§ **Work to complete**: Write each line out exactly, leaving none out.

§ **Available records**:
___
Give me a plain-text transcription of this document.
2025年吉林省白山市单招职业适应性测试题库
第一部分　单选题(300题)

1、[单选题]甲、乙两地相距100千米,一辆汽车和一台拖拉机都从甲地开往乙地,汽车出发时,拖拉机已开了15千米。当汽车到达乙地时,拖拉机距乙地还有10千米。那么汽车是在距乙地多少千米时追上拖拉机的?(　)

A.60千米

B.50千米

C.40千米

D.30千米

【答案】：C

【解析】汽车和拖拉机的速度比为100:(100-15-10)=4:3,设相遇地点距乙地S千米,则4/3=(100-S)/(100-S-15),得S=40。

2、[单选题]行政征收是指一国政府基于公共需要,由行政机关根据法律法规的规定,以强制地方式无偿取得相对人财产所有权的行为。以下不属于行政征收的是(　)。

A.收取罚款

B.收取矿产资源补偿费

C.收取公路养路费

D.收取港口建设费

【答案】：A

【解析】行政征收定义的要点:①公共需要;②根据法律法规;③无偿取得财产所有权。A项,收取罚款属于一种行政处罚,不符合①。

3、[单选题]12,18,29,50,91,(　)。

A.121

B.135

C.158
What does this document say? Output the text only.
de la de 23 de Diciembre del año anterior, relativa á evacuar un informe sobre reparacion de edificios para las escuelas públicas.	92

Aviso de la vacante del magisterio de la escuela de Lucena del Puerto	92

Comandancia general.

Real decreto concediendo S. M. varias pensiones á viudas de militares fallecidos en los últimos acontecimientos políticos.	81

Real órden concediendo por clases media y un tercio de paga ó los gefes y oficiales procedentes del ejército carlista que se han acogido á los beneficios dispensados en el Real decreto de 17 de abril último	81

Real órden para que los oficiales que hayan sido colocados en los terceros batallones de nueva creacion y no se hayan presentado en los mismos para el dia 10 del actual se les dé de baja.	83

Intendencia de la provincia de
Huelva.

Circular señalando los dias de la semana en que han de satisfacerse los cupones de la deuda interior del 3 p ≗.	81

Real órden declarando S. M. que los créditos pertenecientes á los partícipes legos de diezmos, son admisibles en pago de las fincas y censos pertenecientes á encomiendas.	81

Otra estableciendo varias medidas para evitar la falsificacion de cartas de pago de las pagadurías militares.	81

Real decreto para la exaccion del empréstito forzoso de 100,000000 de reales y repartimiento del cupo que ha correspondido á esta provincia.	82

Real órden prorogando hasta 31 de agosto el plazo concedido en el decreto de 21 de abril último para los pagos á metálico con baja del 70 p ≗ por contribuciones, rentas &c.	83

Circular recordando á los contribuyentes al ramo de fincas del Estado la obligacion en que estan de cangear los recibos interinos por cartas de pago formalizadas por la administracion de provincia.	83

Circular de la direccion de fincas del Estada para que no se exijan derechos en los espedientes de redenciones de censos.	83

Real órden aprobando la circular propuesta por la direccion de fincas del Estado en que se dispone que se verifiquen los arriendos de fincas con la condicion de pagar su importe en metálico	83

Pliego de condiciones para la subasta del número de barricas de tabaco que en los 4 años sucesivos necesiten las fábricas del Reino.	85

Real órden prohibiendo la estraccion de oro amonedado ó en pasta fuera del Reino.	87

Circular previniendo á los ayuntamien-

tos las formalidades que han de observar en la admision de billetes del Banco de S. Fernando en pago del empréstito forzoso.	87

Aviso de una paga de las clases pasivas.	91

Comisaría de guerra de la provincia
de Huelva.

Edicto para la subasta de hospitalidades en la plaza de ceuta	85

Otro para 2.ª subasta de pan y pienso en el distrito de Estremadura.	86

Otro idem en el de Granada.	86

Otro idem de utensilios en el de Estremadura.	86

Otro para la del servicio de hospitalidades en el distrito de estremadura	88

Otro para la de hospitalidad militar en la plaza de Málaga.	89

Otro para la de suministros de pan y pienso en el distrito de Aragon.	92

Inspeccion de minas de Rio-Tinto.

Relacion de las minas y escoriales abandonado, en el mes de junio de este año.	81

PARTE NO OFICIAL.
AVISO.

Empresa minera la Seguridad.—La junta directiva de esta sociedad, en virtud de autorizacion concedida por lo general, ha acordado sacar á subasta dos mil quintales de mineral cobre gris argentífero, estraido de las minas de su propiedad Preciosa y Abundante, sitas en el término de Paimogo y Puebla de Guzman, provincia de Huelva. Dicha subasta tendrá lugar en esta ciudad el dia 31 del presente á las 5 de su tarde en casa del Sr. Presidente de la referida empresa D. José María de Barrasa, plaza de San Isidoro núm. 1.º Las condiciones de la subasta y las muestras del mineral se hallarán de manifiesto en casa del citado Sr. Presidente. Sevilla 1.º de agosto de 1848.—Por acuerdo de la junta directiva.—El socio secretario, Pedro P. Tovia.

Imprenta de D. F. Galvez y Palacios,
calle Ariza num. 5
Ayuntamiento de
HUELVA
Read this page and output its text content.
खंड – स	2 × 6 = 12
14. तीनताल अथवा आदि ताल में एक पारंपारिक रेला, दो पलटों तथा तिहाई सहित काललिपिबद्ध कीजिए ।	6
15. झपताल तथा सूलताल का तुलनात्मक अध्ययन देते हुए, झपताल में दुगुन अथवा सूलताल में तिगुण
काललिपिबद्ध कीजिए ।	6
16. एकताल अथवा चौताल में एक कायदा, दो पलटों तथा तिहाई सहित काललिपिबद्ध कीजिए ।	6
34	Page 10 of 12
___
§ **Finished exercise**:
Give me a plain-text transcription of this document.
2025年吉林省白山市单招职业适应性测试题库
第一部分　单选题(300题)

1、[单选题]甲、乙两地相距100千米,一辆汽车和一台拖拉机都从甲地开往乙地,汽车出发时,拖拉机已开了15千米。当汽车到达乙地时,拖拉机距乙地还有10千米。那么汽车是在距乙地多少千米时追上拖拉机的?(　)

A.60千米

B.50千米

C.40千米

D.30千米

【答案】：C

【解析】汽车和拖拉机的速度比为100:(100-15-10)=4:3,设相遇地点距乙地S千米,则4/3=(100-S)/(100-S-15),得S=40。

2、[单选题]行政征收是指一国政府基于公共需要,由行政机关根据法律法规的规定,以强制地方式无偿取得相对人财产所有权的行为。以下不属于行政征收的是(　)。

A.收取罚款

B.收取矿产资源补偿费

C.收取公路养路费

D.收取港口建设费

【答案】：A

【解析】行政征收定义的要点:①公共需要;②根据法律法规;③无偿取得财产所有权。A项,收取罚款属于一种行政处罚,不符合①。

3、[单选题]12,18,29,50,91,(　)。

A.121

B.135

C.158
What does this document say? Output the text only.
de la de 23 de Diciembre del año anterior, relativa á evacuar un informe sobre reparacion de edificios para las escuelas públicas.	92

Aviso de la vacante del magisterio de la escuela de Lucena del Puerto	92

Comandancia general.

Real decreto concediendo S. M. varias pensiones á viudas de militares fallecidos en los últimos acontecimientos políticos.	81

Real órden concediendo por clases media y un tercio de paga ó los gefes y oficiales procedentes del ejército carlista que se han acogido á los beneficios dispensados en el Real decreto de 17 de abril último	81

Real órden para que los oficiales que hayan sido colocados en los terceros batallones de nueva creacion y no se hayan presentado en los mismos para el dia 10 del actual se les dé de baja.	83

Intendencia de la provincia de
Huelva.

Circular señalando los dias de la semana en que han de satisfacerse los cupones de la deuda interior del 3 p ≗.	81

Real órden declarando S. M. que los créditos pertenecientes á los partícipes legos de diezmos, son admisibles en pago de las fincas y censos pertenecientes á encomiendas.	81

Otra estableciendo varias medidas para evitar la falsificacion de cartas de pago de las pagadurías militares.	81

Real decreto para la exaccion del empréstito forzoso de 100,000000 de reales y repartimiento del cupo que ha correspondido á esta provincia.	82

Real órden prorogando hasta 31 de agosto el plazo concedido en el decreto de 21 de abril último para los pagos á metálico con baja del 70 p ≗ por contribuciones, rentas &c.	83

Circular recordando á los contribuyentes al ramo de fincas del Estado la obligacion en que estan de cangear los recibos interinos por cartas de pago formalizadas por la administracion de provincia.	83

Circular de la direccion de fincas del Estada para que no se exijan derechos en los espedientes de redenciones de censos.	83

Real órden aprobando la circular propuesta por la direccion de fincas del Estado en que se dispone que se verifiquen los arriendos de fincas con la condicion de pagar su importe en metálico	83

Pliego de condiciones para la subasta del número de barricas de tabaco que en los 4 años sucesivos necesiten las fábricas del Reino.	85

Real órden prohibiendo la estraccion de oro amonedado ó en pasta fuera del Reino.	87

Circular previniendo á los ayuntamien-

tos las formalidades que han de observar en la admision de billetes del Banco de S. Fernando en pago del empréstito forzoso.	87

Aviso de una paga de las clases pasivas.	91

Comisaría de guerra de la provincia
de Huelva.

Edicto para la subasta de hospitalidades en la plaza de ceuta	85

Otro para 2.ª subasta de pan y pienso en el distrito de Estremadura.	86

Otro idem en el de Granada.	86

Otro idem de utensilios en el de Estremadura.	86

Otro para la del servicio de hospitalidades en el distrito de estremadura	88

Otro para la de hospitalidad militar en la plaza de Málaga.	89

Otro para la de suministros de pan y pienso en el distrito de Aragon.	92

Inspeccion de minas de Rio-Tinto.

Relacion de las minas y escoriales abandonado, en el mes de junio de este año.	81

PARTE NO OFICIAL.
AVISO.

Empresa minera la Seguridad.—La junta directiva de esta sociedad, en virtud de autorizacion concedida por lo general, ha acordado sacar á subasta dos mil quintales de mineral cobre gris argentífero, estraido de las minas de su propiedad Preciosa y Abundante, sitas en el término de Paimogo y Puebla de Guzman, provincia de Huelva. Dicha subasta tendrá lugar en esta ciudad el dia 31 del presente á las 5 de su tarde en casa del Sr. Presidente de la referida empresa D. José María de Barrasa, plaza de San Isidoro núm. 1.º Las condiciones de la subasta y las muestras del mineral se hallarán de manifiesto en casa del citado Sr. Presidente. Sevilla 1.º de agosto de 1848.—Por acuerdo de la junta directiva.—El socio secretario, Pedro P. Tovia.

Imprenta de D. F. Galvez y Palacios,
calle Ariza num. 5
Ayuntamiento de
HUELVA
Read this page and output its text content.
खंड – स	2 × 6 = 12
14. तीनताल अथवा आदि ताल में एक पारंपारिक रेला, दो पलटों तथा तिहाई सहित काललिपिबद्ध कीजिए ।	6
15. झपताल तथा सूलताल का तुलनात्मक अध्ययन देते हुए, झपताल में दुगुन अथवा सूलताल में तिगुण
काललिपिबद्ध कीजिए ।	6
16. एकताल अथवा चौताल में एक कायदा, दो पलटों तथा तिहाई सहित काललिपिबद्ध कीजिए ।	6
34	Page 10 of 12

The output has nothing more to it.